### Extract provided
.....
Kiki’s Big Dream Experiment - Week 6 - Addiction

Week 6 of Kiki’s Big Dream Experiment

Hey Dreamer,

I’ve made it halfway through Kiki’s Big Dream Experiment! What a great milestone to hit. The halfway point always feels strange because there is a certain expectation of feeling like I have to be at the peak of my progress. It can feel disheartening if I don’t feel like I’m at that peak - but the funny thing is, I don’t necessarily know what that peak would feel like. So - how do I know whether I’ve hit it or not?

I must remember that the journey is not linear. It’s complex and full of unknowns. This week’s theme was Addiction. It has been really helpful over the past 6 weeks to focus on singular themes because I have started to recognise how they show up in my life. How better to explore my relationship to Addiction than to write about it and create using it as inspiration.

This week helped me uncover many addictions that others, I think, would not say are addictions. They feel like addictions to me - so dealing with them using techniques that help people with addiction seems like a very obvious and reasonable thing to do. I was right. I noticed how some of these addictions affected me and others, so I started conversations that addressed why I was feeling addicted to certain behaviours.

Guess what? It really helped. Yes, it was difficult to be vulnerable and admit that I deal with addiction. This all might sound pretty heavy to admit - and it is in one way - but it also seems silly to explain it when I get into the details. That’s what has been so difficult about this week. Trying to balance talking about addiction as it shows up for me in a way that others can understand, while also recognising that it is different to how addiction presents in other people.

Before I get into it - I want to share this week’s content pieces with you.

Tue · 11th Nov:

  • Podcast Episode on Spotify - Episode 6 - Addiction - This week’s topic of Addiction allowed me to tease out the complexities of addiction when applying it to seemingly painless activities

  • Newsletter on LinkedIn - We Are Addicted to Work · November 11th, 2025 - It has become normalised to kill ourselves at work because we are being rewarded for doing so. It is an addiction forced upon us by a system that thrives on us giving 110% every day

  • Live on TikTok - KBDE #6 - Addiction - A personal and interactive discussion of the topic of Addiction

  • Video on YouTube - Kiki's Big Dream Experiment - TikTok Live - Episode 6 - Addiction - A recording of my TikTok Live on the theme of Addiction

Wed · 12th Nov:

  • Board on Pinterest - KBDE - Week 6 - Addiction - A collection of pins linked to my content for Week 6

  • Stream on Twitch - KBDE 💥 Borderlands 4 - Part 6 - Week 6’s Borderlands 4 stream

  • Video on YouTube - KBDE 💥 Borderlands 4 - Part 6 - A recording of my Twitch livestream of Borderlands 4

Thu · 13th Nov:

  • Post on Substack - Being Addicted To Suffering - There is safety in routine and sameness, but it can also be addictive to keep the status quo and not disrupt things even though it can be so much better to disrupt things

Fri · 14th Nov:

  • Post on Instagram - A Week for Haiku - Over a week, I feel routine spiralling thoughts coming up that hold me back. Recognising them and reframing them positively really helps - so that’s what I wanted to do with this week’s poem

Sun · 16th Nov:

  • Blog on my Website - Kiki’s Big Dream Experiment - Week 6 - Addiction - My wrap-up post for the week

I have talked about my 9th piece of content a lot over the past few weeks. During the week, I started reading The Artist’s Way, and I decided that I wanted to try the coursework it provides. This will help me create my 9th piece of content - which I plan to retrospectively fill in for the past 6 weeks. I have started this process, and I’m still teasing out how to integrate it to Kiki’s Big Dream Experiment. It feels like a really compelling exercise to do and to report on. I want to share what I can from the experience.
.....
### Data

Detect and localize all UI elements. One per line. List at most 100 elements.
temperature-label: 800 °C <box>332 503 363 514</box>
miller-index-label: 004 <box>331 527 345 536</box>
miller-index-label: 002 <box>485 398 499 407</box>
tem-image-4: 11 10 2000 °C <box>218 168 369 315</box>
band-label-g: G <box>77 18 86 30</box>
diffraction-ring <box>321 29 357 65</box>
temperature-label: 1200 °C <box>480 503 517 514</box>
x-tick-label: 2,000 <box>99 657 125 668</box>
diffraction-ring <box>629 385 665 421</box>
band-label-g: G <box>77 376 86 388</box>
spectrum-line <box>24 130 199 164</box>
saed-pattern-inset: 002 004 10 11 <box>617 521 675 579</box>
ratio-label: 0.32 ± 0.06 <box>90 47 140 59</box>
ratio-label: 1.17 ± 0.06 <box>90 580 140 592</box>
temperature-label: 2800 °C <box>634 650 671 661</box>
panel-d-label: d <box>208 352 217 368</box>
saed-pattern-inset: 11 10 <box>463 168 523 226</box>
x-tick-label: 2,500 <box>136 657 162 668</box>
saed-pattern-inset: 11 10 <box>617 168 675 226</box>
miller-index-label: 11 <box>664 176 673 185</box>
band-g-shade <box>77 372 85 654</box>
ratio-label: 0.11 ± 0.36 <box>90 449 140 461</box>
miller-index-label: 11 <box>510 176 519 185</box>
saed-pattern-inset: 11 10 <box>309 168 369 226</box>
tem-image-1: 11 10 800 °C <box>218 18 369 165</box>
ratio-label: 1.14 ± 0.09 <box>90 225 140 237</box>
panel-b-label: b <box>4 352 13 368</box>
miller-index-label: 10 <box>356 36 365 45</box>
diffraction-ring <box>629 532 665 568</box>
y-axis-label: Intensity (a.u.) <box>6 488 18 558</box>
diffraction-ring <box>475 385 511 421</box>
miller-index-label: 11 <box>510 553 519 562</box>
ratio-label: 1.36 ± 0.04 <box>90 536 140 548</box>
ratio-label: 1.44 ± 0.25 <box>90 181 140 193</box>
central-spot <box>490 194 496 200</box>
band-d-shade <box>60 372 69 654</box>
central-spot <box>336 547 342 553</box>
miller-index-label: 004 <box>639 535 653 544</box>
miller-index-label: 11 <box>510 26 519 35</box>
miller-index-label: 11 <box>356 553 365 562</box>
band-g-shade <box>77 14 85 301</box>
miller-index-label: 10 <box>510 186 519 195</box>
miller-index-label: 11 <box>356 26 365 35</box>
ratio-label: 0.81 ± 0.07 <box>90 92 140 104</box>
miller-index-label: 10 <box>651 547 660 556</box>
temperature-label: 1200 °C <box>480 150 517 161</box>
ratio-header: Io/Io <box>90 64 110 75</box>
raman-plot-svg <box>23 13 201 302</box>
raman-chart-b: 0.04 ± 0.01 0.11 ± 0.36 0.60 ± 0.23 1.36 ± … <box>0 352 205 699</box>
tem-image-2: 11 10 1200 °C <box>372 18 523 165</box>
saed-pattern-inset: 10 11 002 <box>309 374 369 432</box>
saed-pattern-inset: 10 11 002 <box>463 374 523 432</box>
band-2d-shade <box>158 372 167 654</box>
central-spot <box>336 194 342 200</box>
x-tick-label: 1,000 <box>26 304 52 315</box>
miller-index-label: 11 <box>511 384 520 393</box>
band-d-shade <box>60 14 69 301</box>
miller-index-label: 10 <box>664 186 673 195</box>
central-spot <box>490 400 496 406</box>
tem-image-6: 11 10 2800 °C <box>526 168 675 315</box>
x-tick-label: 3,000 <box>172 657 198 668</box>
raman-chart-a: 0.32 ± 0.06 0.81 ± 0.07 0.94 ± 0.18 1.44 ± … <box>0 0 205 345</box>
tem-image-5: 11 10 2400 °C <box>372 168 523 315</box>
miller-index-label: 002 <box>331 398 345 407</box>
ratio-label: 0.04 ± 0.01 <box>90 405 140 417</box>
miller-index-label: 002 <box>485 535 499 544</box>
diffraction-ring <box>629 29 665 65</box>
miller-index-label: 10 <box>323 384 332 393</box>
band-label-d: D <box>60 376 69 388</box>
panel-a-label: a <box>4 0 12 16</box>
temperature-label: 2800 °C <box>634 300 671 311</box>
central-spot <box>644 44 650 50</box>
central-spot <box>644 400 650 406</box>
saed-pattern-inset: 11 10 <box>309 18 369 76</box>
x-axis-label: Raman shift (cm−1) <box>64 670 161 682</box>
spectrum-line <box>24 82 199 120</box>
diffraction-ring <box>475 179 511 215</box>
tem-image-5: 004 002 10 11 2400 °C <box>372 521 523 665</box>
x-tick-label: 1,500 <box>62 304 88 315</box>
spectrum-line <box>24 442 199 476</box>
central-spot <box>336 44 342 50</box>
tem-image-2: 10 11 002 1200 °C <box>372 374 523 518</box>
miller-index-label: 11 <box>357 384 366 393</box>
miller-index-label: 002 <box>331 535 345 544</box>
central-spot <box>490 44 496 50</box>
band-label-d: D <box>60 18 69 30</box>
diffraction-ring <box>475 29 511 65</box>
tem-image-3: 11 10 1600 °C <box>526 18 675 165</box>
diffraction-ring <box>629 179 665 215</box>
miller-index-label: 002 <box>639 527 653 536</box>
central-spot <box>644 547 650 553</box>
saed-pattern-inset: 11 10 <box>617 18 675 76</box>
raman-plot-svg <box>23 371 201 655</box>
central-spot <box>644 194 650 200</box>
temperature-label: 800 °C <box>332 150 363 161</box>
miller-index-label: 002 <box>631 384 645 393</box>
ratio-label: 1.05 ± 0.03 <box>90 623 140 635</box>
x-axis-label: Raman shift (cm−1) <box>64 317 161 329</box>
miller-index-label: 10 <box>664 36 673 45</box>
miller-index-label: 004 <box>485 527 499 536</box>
.....
### Problems to work on
1) From the Week 6 blog post above, write out the stretch from "I have talked" through "from the experience." word for word.
2) According to the Week 6 blog post, which book did the writer start reading during the week?
3) Continue the Week 6 blog post about addiction from the point where it stops.

### Answers for the exercise
1)
I have talked about my 9th piece of content a lot over the past few weeks. During the week, I started reading The Artist’s Way, and I decided that I wanted to try the coursework it provides. This will help me create my 9th piece of content - which I plan to retrospectively fill in for the past 6 weeks. I have started this process, and I’m still teasing out how to integrate it to Kiki’s Big Dream Experiment. It feels like a really compelling exercise to do and to report on. I want to share what I can from the experience.

2) The Artist’s Way

3)
Reflection on Week 6

Addiction is Complex

The concept of addiction is understood in different ways. Most understanding tends to pathologise addicts as being inherently at fault. That’s what society’s view of addicts is. It’s much deeper than that because addiction forms because there is a rewarding outcome of the undesired behaviour, and that has turned into a bad habit, which in turn has become a bad survival mechanism.

The action is causing more harm than good. What is the solution? To stop the harmful action, most would say.

That is not a solution - that is a bandaid. It fixes a symptom but not the root cause. We need to do more work to understand and address the root causes. Getting that far allows us to work on replacing the bad habits with good habits that address the deficiency managed by the addiction.

Addressing the symptom is a very shallow view of addiction because it only addresses the impact that addiction has on other people. So much addiction is hidden when you are the only person negatively affected by it.

Alcohol, drugs, sex, and gambling - all of these have very negative consequences on the people around the addict. Work, exercise, video games, and lying - these don’t necessarily have negative consequences for people other than the perpetrator. Being addicted to work is seen as being ambitious, driven, and determined - because that’s the language used to describe someone who works 80 hours a week. Yet that person still is at risk of burnout, illness, and many other issues as a direct result of overwork due to an addictive relationship with work.

My point is - addiction is not as simple as, “stop doing that”. It is also not helpful to dismiss someone who recognises addiction and wants to get help for it - because it is important to validate the struggles, life impact, and stress caused by the behaviour, regardless of whether you think that behaviour is addictive or not.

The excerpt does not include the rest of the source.